_Saved entries_:
■ ■ ■ ■ ■ ■ ■

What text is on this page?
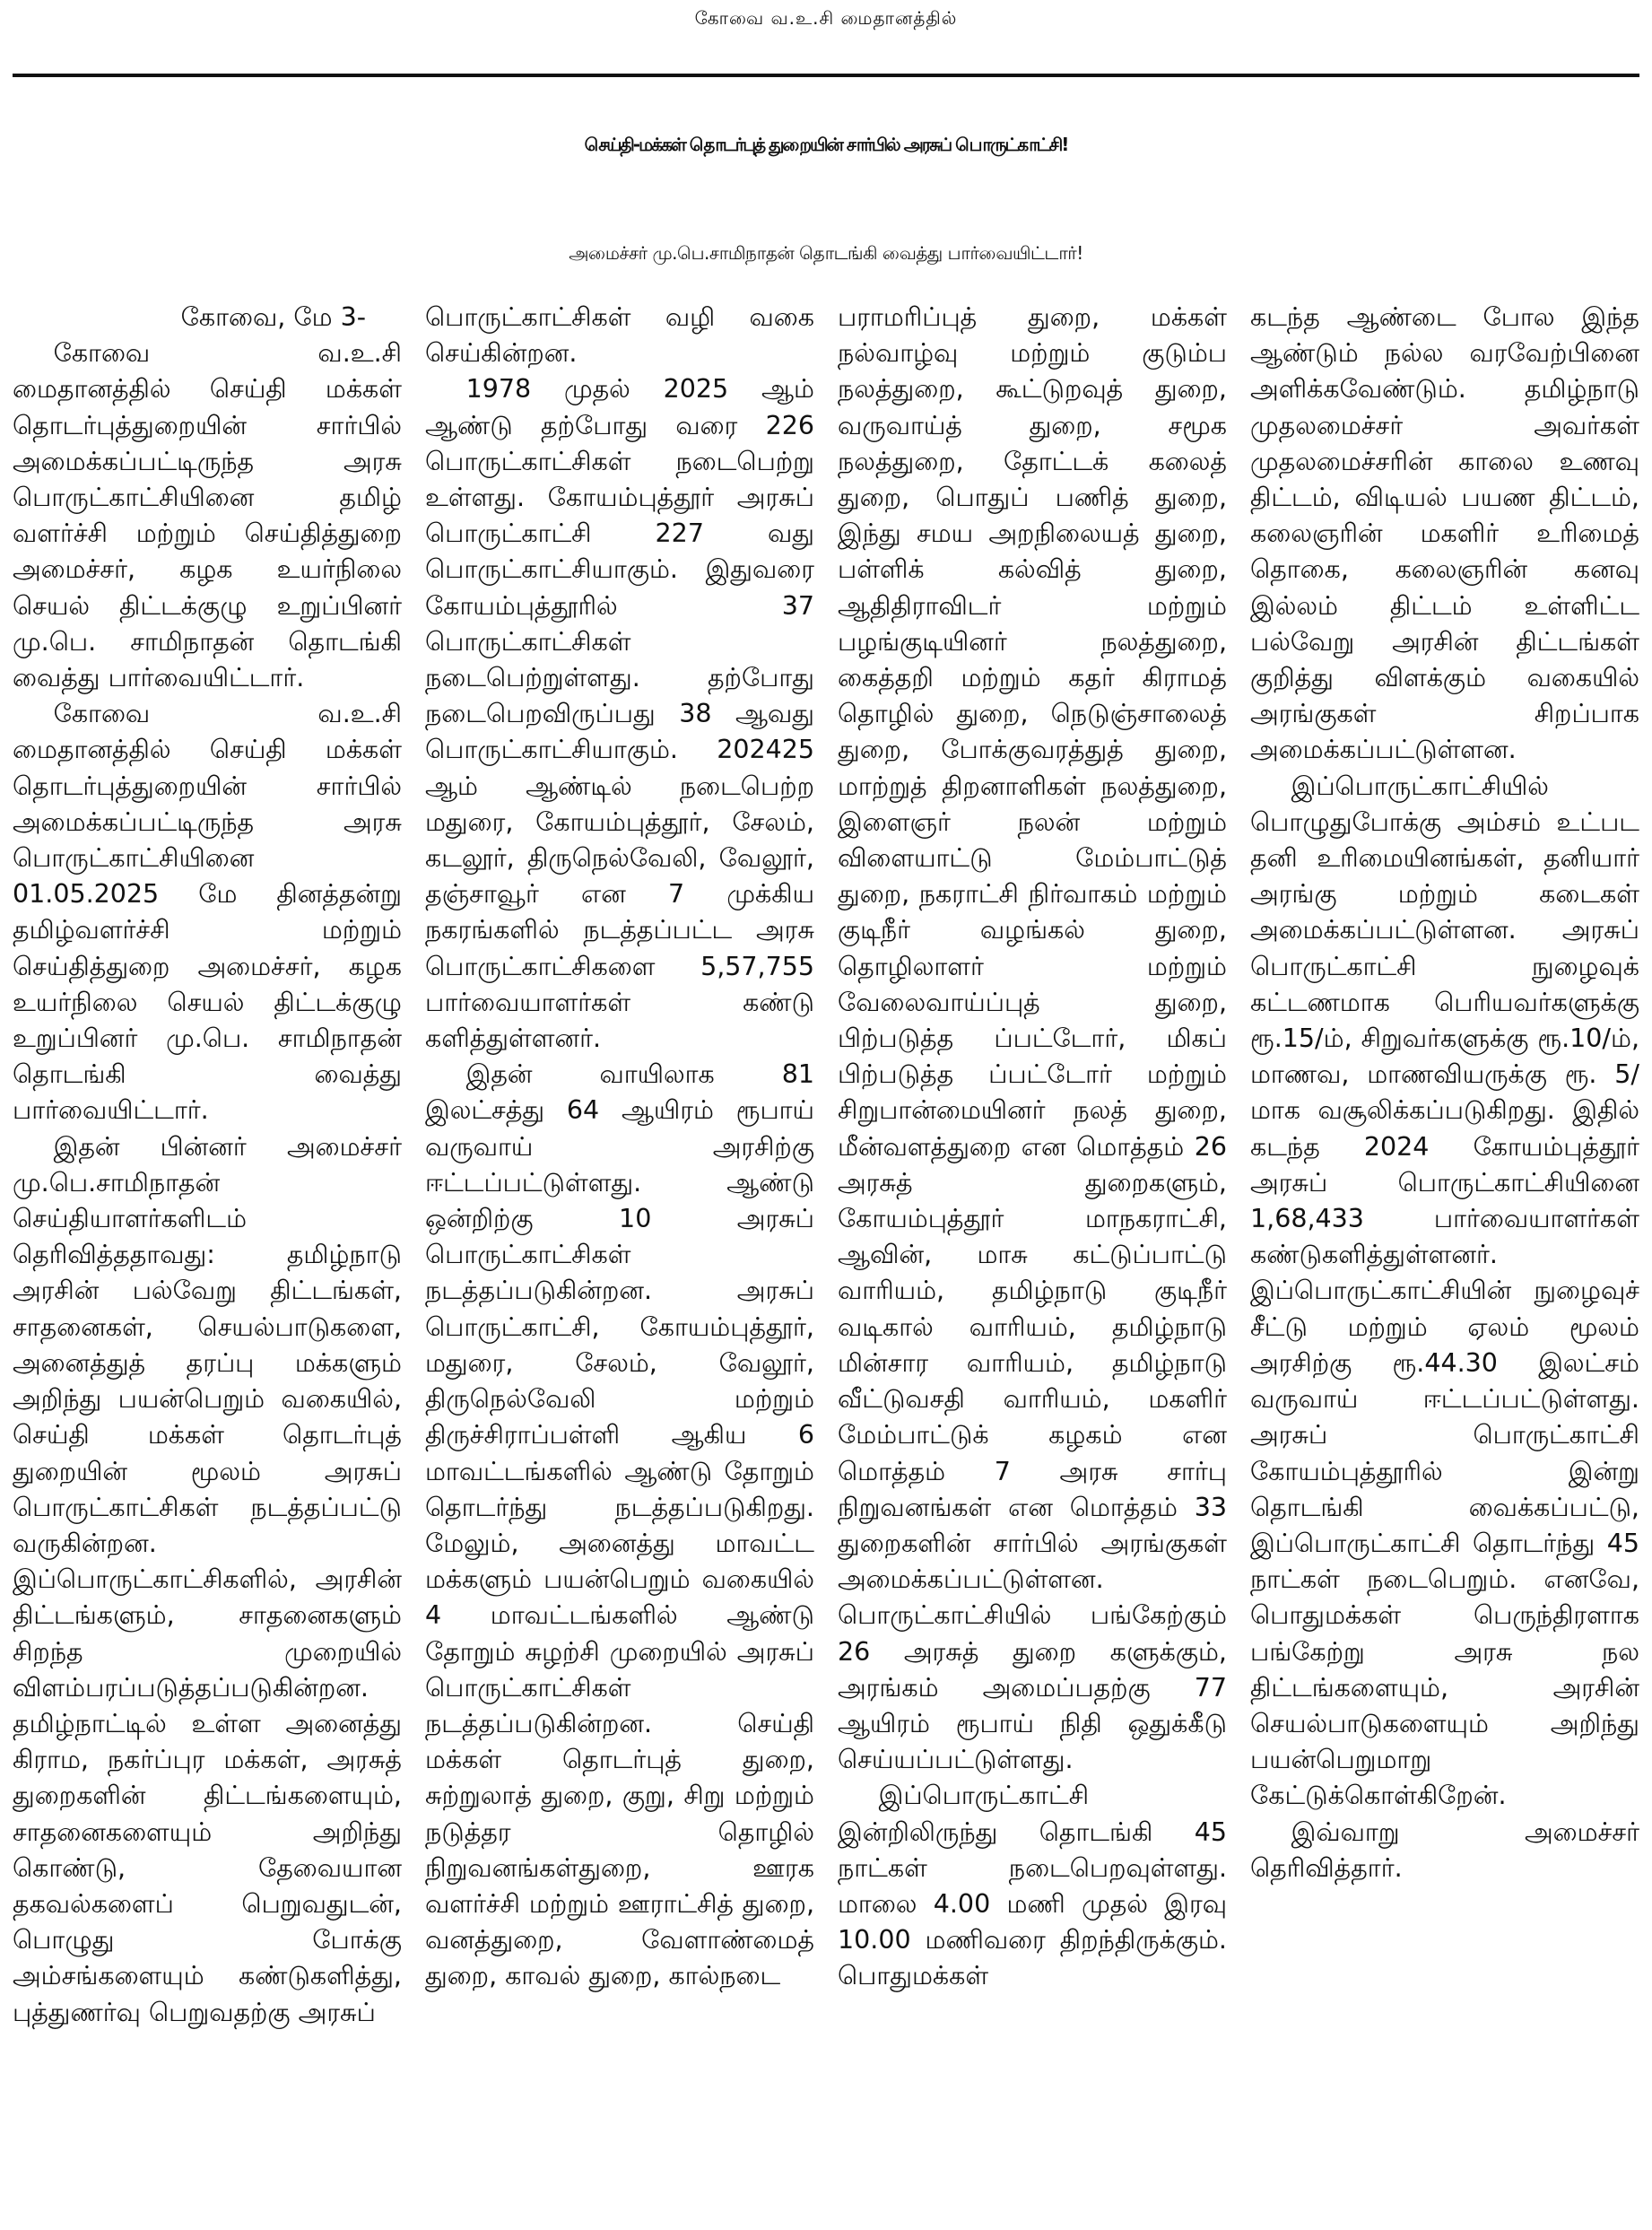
கோவை வ.உ.சி மைதானத்தில்
செய்தி-மக்கள் தொடர்புத் துறையின் சார்பில் அரசுப் பொருட்காட்சி!
அமைச்சர் மு.பெ.சாமிநாதன் தொடங்கி வைத்து பார்வையிட்டார்!
கோவை, மே 3-

கோவை வ.உ.சி மைதானத்தில் செய்தி மக்கள் தொடர்புத்துறையின் சார்பில் அமைக்கப்பட்டிருந்த அரசு பொருட்காட்சியினை தமிழ் வளர்ச்சி மற்றும் செய்தித்துறை அமைச்சர், கழக உயர்நிலை செயல் திட்டக்குழு உறுப்பினர் மு.பெ. சாமிநாதன் தொடங்கி வைத்து பார்வையிட்டார்.

கோவை வ.உ.சி மைதானத்தில் செய்தி மக்கள் தொடர்புத்துறையின் சார்பில் அமைக்கப்பட்டிருந்த அரசு பொருட்காட்சியினை 01.05.2025 மே தினத்தன்று தமிழ்வளர்ச்சி மற்றும் செய்தித்துறை அமைச்சர், கழக உயர்நிலை செயல் திட்டக்குழு உறுப்பினர் மு.பெ. சாமிநாதன் தொடங்கி வைத்து பார்வையிட்டார்.

இதன் பின்னர் அமைச்சர் மு.பெ.சாமிநாதன் செய்தியாளர்களிடம் தெரிவித்ததாவது: தமிழ்நாடு அரசின் பல்வேறு திட்டங்கள், சாதனைகள், செயல்பாடுகளை, அனைத்துத் தரப்பு மக்களும் அறிந்து பயன்பெறும் வகையில், செய்தி மக்கள் தொடர்புத் துறையின் மூலம் அரசுப் பொருட்காட்சிகள் நடத்தப்பட்டு வருகின்றன. இப்பொருட்காட்சிகளில், அரசின் திட்டங்களும், சாதனைகளும் சிறந்த முறையில் விளம்பரப்படுத்தப்படுகின்றன. தமிழ்நாட்டில் உள்ள அனைத்து கிராம, நகர்ப்புர மக்கள், அரசுத் துறைகளின் திட்டங்களையும், சாதனைகளையும் அறிந்து கொண்டு, தேவையான தகவல்களைப் பெறுவதுடன், பொழுது போக்கு அம்சங்களையும் கண்டுகளித்து, புத்துணர்வு பெறுவதற்கு அரசுப்

பொருட்காட்சிகள் வழி வகை செய்கின்றன.

1978 முதல் 2025 ஆம் ஆண்டு தற்போது வரை 226 பொருட்காட்சிகள் நடைபெற்று உள்ளது. கோயம்புத்தூர் அரசுப் பொருட்காட்சி 227 வது பொருட்காட்சியாகும். இதுவரை கோயம்புத்தூரில் 37 பொருட்காட்சிகள் நடைபெற்றுள்ளது. தற்போது நடைபெறவிருப்பது 38 ஆவது பொருட்காட்சியாகும். 202425 ஆம் ஆண்டில் நடைபெற்ற மதுரை, கோயம்புத்தூர், சேலம், கடலூர், திருநெல்வேலி, வேலூர், தஞ்சாவூர் என 7 முக்கிய நகரங்களில் நடத்தப்பட்ட அரசு பொருட்காட்சிகளை 5,57,755 பார்வையாளர்கள் கண்டு களித்துள்ளனர்.

இதன் வாயிலாக 81 இலட்சத்து 64 ஆயிரம் ரூபாய் வருவாய் அரசிற்கு ஈட்டப்பட்டுள்ளது. ஆண்டு ஒன்றிற்கு 10 அரசுப் பொருட்காட்சிகள் நடத்தப்படுகின்றன. அரசுப் பொருட்காட்சி, கோயம்புத்தூர், மதுரை, சேலம், வேலூர், திருநெல்வேலி மற்றும் திருச்சிராப்பள்ளி ஆகிய 6 மாவட்டங்களில் ஆண்டு தோறும் தொடர்ந்து நடத்தப்படுகிறது. மேலும், அனைத்து மாவட்ட மக்களும் பயன்பெறும் வகையில் 4 மாவட்டங்களில் ஆண்டு தோறும் சுழற்சி முறையில் அரசுப் பொருட்காட்சிகள் நடத்தப்படுகின்றன. செய்தி மக்கள் தொடர்புத் துறை, சுற்றுலாத் துறை, குறு, சிறு மற்றும் நடுத்தர தொழில் நிறுவனங்கள்துறை, ஊரக வளர்ச்சி மற்றும் ஊராட்சித் துறை, வனத்துறை, வேளாண்மைத் துறை, காவல் துறை, கால்நடை

பராமரிப்புத் துறை, மக்கள் நல்வாழ்வு மற்றும் குடும்ப நலத்துறை, கூட்டுறவுத் துறை, வருவாய்த் துறை, சமூக நலத்துறை, தோட்டக் கலைத் துறை, பொதுப் பணித் துறை, இந்து சமய அறநிலையத் துறை, பள்ளிக் கல்வித் துறை, ஆதிதிராவிடர் மற்றும் பழங்குடியினர் நலத்துறை, கைத்தறி மற்றும் கதர் கிராமத் தொழில் துறை, நெடுஞ்சாலைத் துறை, போக்குவரத்துத் துறை, மாற்றுத் திறனாளிகள் நலத்துறை, இளைஞர் நலன் மற்றும் விளையாட்டு மேம்பாட்டுத் துறை, நகராட்சி நிர்வாகம் மற்றும் குடிநீர் வழங்கல் துறை, தொழிலாளர் மற்றும் வேலைவாய்ப்புத் துறை, பிற்படுத்த ப்பட்டோர், மிகப் பிற்படுத்த ப்பட்டோர் மற்றும் சிறுபான்மையினர் நலத் துறை, மீன்வளத்துறை என மொத்தம் 26 அரசுத் துறைகளும், கோயம்புத்தூர் மாநகராட்சி, ஆவின், மாசு கட்டுப்பாட்டு வாரியம், தமிழ்நாடு குடிநீர் வடிகால் வாரியம், தமிழ்நாடு மின்சார வாரியம், தமிழ்நாடு வீட்டுவசதி வாரியம், மகளிர் மேம்பாட்டுக் கழகம் என மொத்தம் 7 அரசு சார்பு நிறுவனங்கள் என மொத்தம் 33 துறைகளின் சார்பில் அரங்குகள் அமைக்கப்பட்டுள்ளன. பொருட்காட்சியில் பங்கேற்கும் 26 அரசுத் துறை களுக்கும், அரங்கம் அமைப்பதற்கு 77 ஆயிரம் ரூபாய் நிதி ஒதுக்கீடு செய்யப்பட்டுள்ளது.

இப்பொருட்காட்சி இன்றிலிருந்து தொடங்கி 45 நாட்கள் நடைபெறவுள்ளது. மாலை 4.00 மணி முதல் இரவு 10.00 மணிவரை திறந்திருக்கும். பொதுமக்கள்

கடந்த ஆண்டை போல இந்த ஆண்டும் நல்ல வரவேற்பினை அளிக்கவேண்டும். தமிழ்நாடு முதலமைச்சர் அவர்கள் முதலமைச்சரின் காலை உணவு திட்டம், விடியல் பயண திட்டம், கலைஞரின் மகளிர் உரிமைத் தொகை, கலைஞரின் கனவு இல்லம் திட்டம் உள்ளிட்ட பல்வேறு அரசின் திட்டங்கள் குறித்து விளக்கும் வகையில் அரங்குகள் சிறப்பாக அமைக்கப்பட்டுள்ளன.

இப்பொருட்காட்சியில் பொழுதுபோக்கு அம்சம் உட்பட தனி உரிமையினங்கள், தனியார் அரங்கு மற்றும் கடைகள் அமைக்கப்பட்டுள்ளன. அரசுப் பொருட்காட்சி நுழைவுக் கட்டணமாக பெரியவர்களுக்கு ரூ.15/ம், சிறுவர்களுக்கு ரூ.10/ம், மாணவ, மாணவியருக்கு ரூ. 5/ மாக வசூலிக்கப்படுகிறது. இதில் கடந்த 2024 கோயம்புத்தூர் அரசுப் பொருட்காட்சியினை 1,68,433 பார்வையாளர்கள் கண்டுகளித்துள்ளனர். இப்பொருட்காட்சியின் நுழைவுச் சீட்டு மற்றும் ஏலம் மூலம் அரசிற்கு ரூ.44.30 இலட்சம் வருவாய் ஈட்டப்பட்டுள்ளது. அரசுப் பொருட்காட்சி கோயம்புத்தூரில் இன்று தொடங்கி வைக்கப்பட்டு, இப்பொருட்காட்சி தொடர்ந்து 45 நாட்கள் நடைபெறும். எனவே, பொதுமக்கள் பெருந்திரளாக பங்கேற்று அரசு நல திட்டங்களையும், அரசின் செயல்பாடுகளையும் அறிந்து பயன்பெறுமாறு கேட்டுக்கொள்கிறேன்.

இவ்வாறு அமைச்சர் தெரிவித்தார்.
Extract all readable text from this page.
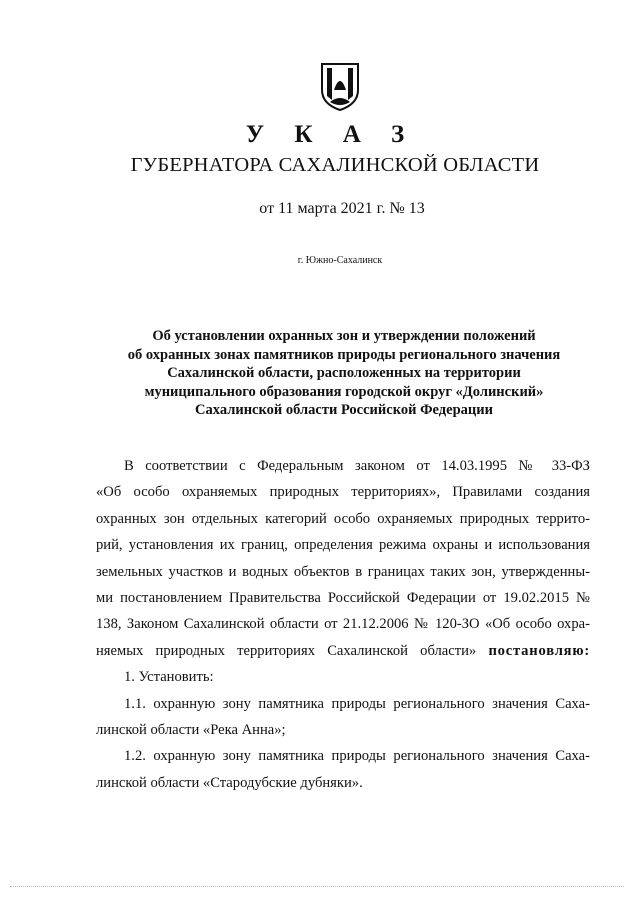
У К А З
ГУБЕРНАТОРА САХАЛИНСКОЙ ОБЛАСТИ
от 11 марта 2021 г. № 13
г. Южно-Сахалинск
Об установлении охранных зон и утверждении положений
об охранных зонах памятников природы регионального значения
Сахалинской области, расположенных на территории
муниципального образования городской округ «Долинский»
Сахалинской области Российской Федерации

В соответствии с Федеральным законом от 14.03.1995 № 33-ФЗ
«Об особо охраняемых природных территориях», Правилами создания
охранных зон отдельных категорий особо охраняемых природных террито-
рий, установления их границ, определения режима охраны и использования
земельных участков и водных объектов в границах таких зон, утвержденны-
ми постановлением Правительства Российской Федерации от 19.02.2015 №
138, Законом Сахалинской области от 21.12.2006 № 120-ЗО «Об особо охра-
няемых природных территориях Сахалинской области» постановляю:

1. Установить:

1.1. охранную зону памятника природы регионального значения Саха-
линской области «Река Анна»;

1.2. охранную зону памятника природы регионального значения Саха-
линской области «Стародубские дубняки».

■ ■ ■ ■ ■ ■ ■

_SHORT PROBLEM_: Extract all lines of the records above that include "охранную".

_FULL SOLUTION_:
1.1. охранную зону памятника природы регионального значения Саха-
1.2. охранную зону памятника природы регионального значения Саха-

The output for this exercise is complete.